What is asked
Find and copy each line of the records where the string "Scrape" shows up.

Input for this task
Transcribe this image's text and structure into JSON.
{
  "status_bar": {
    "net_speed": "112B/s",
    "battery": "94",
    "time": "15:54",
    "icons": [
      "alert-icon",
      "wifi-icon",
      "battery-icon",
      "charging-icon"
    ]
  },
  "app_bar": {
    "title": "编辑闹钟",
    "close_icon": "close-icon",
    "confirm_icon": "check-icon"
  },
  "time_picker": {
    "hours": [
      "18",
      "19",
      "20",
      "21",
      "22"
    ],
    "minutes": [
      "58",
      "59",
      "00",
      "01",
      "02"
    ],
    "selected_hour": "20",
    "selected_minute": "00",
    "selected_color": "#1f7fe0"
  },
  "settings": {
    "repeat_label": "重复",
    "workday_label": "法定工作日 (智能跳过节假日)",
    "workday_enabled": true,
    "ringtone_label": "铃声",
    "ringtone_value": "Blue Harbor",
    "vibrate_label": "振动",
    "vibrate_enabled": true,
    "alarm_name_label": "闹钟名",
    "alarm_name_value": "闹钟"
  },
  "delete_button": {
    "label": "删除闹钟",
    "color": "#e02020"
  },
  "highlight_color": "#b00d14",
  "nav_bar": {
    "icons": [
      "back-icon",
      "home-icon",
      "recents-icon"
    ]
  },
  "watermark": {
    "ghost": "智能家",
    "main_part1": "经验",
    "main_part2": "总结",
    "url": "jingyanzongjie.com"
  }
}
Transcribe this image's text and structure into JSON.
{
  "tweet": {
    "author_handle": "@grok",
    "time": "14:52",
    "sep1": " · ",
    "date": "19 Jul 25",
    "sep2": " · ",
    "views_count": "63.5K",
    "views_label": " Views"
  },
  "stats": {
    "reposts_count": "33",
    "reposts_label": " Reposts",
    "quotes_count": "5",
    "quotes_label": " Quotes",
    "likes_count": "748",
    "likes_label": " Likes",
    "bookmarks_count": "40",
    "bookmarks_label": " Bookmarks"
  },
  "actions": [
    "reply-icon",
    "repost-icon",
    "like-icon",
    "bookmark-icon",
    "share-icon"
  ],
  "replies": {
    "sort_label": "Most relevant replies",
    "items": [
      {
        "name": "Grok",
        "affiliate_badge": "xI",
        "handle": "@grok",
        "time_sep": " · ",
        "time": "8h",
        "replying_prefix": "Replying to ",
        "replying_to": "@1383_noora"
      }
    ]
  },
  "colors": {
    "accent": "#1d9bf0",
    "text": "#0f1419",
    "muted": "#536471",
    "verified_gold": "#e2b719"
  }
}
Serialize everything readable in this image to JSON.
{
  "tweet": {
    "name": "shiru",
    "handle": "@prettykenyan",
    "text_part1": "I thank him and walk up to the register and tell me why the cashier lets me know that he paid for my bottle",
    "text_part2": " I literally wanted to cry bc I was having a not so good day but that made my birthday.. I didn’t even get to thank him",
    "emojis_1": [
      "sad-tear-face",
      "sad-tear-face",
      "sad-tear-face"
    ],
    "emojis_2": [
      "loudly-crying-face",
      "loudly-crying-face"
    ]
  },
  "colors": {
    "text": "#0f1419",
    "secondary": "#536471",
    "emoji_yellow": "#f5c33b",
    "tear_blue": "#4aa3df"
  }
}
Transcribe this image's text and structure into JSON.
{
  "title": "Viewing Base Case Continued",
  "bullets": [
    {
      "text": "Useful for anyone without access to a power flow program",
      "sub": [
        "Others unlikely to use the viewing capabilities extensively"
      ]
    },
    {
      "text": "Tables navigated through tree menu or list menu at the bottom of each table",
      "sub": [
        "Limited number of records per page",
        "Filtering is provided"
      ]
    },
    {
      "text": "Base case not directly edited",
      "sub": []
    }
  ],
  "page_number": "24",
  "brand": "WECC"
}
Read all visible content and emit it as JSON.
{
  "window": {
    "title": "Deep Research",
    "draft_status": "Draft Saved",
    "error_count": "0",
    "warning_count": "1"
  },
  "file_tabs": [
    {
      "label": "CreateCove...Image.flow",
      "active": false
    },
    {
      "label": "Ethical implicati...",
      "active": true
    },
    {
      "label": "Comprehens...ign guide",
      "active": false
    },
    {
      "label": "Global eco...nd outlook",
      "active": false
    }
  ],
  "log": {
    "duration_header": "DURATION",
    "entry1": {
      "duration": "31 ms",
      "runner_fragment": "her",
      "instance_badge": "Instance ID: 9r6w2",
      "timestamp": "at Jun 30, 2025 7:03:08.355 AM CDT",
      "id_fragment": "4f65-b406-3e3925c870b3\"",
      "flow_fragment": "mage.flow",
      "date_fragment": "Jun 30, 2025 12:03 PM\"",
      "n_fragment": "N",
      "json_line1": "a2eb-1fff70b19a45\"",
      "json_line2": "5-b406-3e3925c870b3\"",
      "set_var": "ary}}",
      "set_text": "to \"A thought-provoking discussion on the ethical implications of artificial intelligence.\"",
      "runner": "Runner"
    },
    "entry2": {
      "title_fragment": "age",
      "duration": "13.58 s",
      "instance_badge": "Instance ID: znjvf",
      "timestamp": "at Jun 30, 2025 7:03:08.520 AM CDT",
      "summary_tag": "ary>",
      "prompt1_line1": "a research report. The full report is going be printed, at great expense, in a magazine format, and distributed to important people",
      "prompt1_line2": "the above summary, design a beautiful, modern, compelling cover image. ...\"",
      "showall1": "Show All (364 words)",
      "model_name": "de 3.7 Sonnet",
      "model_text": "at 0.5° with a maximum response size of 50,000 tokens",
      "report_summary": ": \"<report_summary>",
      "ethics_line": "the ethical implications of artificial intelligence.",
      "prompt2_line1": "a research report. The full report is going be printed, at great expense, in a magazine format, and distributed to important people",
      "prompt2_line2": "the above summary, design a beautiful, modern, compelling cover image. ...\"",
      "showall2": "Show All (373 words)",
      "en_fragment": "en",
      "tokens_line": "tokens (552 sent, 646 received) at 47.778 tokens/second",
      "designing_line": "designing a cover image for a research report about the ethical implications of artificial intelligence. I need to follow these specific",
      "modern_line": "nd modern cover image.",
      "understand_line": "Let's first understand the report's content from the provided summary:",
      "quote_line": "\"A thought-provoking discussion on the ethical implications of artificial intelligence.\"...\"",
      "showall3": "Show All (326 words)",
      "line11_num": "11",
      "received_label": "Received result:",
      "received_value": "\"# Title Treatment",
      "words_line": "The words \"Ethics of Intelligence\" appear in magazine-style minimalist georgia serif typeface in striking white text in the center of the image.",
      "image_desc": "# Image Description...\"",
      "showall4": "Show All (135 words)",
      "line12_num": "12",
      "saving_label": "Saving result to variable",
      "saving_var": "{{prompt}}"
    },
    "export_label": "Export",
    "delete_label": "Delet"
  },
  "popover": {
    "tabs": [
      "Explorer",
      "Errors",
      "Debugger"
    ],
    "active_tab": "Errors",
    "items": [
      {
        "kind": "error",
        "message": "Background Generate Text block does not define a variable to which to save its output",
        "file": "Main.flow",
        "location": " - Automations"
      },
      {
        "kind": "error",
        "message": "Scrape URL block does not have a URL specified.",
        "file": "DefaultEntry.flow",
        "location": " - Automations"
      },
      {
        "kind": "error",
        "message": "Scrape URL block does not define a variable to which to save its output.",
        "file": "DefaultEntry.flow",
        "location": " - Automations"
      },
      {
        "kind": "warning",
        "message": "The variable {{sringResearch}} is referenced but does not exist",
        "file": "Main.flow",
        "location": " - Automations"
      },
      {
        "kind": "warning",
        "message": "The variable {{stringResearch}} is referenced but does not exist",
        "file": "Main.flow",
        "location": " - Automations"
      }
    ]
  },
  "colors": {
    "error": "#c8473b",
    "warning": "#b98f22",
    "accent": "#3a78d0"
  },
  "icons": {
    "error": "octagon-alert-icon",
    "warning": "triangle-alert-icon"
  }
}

Answer below
        "message": "Scrape URL block does not have a URL specified.",
        "message": "Scrape URL block does not define a variable to which to save its output.",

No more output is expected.